■ Problem: Summarize the documentary description below in two sentences.

■ Passage:
ES
Production

Atlas Of Disappearance

Feature documentary | 84 min | 2026

After 80 years of silence, new forensic technologies help a group of families reconstruct the fate of their relatives, whose bodies were stolen and secretly transferred to the mausoleum of their executioner. Facing legal and bureaucratic obstacles, the film uses digital techniques and archival materials to trace the disappeared to the Valley of the Fallen, restoring what repression tried to erase.

Directed by: Manuel Correa

Screenwriter: Manuel Correa

Produced by: Artefacto

In collaboration with: Perspektiv Produksjon y OID

Executive Production: Anna Giralt Gris Jorge Caballero Ramos Emil Nygård Manuel Correa

Director of Photography: Manuel Correa

Editing: Manuel Correa Iván Guarnizo

Original Music: Simón Mesa Giraldo

Sound Design: Emil Nygård

Festival Participation:

Atlas of Disappearance responds to a long-standing effort to conceal the violence of the Franco regime through silence, bureaucracy, and institutional resistance. Despite recent legislative progress, exhumation projects remain stalled, leaving families—some now in their third or fourth generation—without answers, without graves, and without closure.

■ Dataset excerpts:
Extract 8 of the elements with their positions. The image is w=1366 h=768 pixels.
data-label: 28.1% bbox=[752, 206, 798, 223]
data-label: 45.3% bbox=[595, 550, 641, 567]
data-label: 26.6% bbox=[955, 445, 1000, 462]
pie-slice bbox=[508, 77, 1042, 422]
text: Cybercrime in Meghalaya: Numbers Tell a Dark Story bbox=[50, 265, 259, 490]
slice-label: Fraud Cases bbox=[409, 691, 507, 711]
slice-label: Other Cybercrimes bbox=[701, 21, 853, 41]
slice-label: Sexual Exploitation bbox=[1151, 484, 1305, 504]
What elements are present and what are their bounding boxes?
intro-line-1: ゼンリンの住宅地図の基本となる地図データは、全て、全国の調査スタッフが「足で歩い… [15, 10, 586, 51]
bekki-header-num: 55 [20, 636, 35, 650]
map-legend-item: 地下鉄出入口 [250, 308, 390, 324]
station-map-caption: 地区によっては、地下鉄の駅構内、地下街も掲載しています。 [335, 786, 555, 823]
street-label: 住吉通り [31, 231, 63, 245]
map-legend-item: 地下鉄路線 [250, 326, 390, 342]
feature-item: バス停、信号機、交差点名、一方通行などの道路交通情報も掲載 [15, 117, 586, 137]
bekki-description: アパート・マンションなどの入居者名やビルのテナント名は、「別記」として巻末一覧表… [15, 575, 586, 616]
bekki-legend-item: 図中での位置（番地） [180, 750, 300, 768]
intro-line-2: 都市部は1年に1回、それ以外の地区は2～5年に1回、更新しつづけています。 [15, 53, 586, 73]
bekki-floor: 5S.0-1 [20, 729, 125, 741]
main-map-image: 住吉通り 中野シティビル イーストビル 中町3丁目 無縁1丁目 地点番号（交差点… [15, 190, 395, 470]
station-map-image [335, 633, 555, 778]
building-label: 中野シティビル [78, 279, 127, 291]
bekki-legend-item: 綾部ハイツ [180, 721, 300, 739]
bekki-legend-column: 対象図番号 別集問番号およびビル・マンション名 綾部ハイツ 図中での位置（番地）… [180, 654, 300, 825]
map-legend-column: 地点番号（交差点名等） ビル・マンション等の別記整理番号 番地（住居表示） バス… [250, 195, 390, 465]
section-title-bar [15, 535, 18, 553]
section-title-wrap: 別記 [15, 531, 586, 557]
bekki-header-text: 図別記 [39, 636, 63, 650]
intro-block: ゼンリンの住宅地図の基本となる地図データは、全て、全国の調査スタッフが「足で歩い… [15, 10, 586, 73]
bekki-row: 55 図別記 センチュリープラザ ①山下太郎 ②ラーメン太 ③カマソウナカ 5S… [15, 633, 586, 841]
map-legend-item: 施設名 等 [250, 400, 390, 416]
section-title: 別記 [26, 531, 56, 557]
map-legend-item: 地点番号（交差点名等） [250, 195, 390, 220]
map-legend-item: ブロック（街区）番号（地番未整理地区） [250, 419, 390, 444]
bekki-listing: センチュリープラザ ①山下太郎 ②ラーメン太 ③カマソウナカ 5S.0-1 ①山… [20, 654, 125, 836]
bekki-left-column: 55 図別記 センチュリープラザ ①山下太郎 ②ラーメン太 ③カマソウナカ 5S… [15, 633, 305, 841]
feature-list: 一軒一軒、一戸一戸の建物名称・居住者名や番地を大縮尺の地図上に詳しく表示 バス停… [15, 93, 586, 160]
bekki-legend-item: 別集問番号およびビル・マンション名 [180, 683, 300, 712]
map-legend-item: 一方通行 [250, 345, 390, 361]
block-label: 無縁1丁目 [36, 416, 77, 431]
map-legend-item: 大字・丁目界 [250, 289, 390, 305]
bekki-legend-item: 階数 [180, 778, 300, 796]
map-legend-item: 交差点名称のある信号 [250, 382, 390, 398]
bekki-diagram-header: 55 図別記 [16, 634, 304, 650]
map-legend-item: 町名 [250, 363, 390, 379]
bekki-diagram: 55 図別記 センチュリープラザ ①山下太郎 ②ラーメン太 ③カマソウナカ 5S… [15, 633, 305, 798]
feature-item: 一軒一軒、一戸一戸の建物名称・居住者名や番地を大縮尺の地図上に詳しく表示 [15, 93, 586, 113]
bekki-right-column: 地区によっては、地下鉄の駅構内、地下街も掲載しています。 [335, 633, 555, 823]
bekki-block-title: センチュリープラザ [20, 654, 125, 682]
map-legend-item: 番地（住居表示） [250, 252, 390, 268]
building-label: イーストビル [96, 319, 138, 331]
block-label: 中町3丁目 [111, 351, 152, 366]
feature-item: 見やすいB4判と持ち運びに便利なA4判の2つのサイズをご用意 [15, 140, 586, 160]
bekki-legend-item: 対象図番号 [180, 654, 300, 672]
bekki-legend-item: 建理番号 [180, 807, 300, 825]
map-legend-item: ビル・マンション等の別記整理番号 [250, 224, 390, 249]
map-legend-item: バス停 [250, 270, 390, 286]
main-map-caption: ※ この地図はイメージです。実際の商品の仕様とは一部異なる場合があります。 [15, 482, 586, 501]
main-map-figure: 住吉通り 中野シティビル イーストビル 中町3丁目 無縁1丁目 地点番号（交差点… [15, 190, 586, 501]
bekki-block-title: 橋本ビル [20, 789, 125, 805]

■ Expected answer: Atlas of Disappearance is an 84-minute 2026 feature documentary, written and directed by Manuel Correa, in which new forensic technologies help families reconstruct, after 80 years of silence, the fate of relatives whose bodies were stolen and secretly moved to their executioner's mausoleum. Facing legal and bureaucratic obstacles, the film uses digital techniques and archival materials to trace the disappeared to the Valley of the Fallen, responding to a long-standing effort to conceal the Franco regime's violence while exhumation projects remain stalled.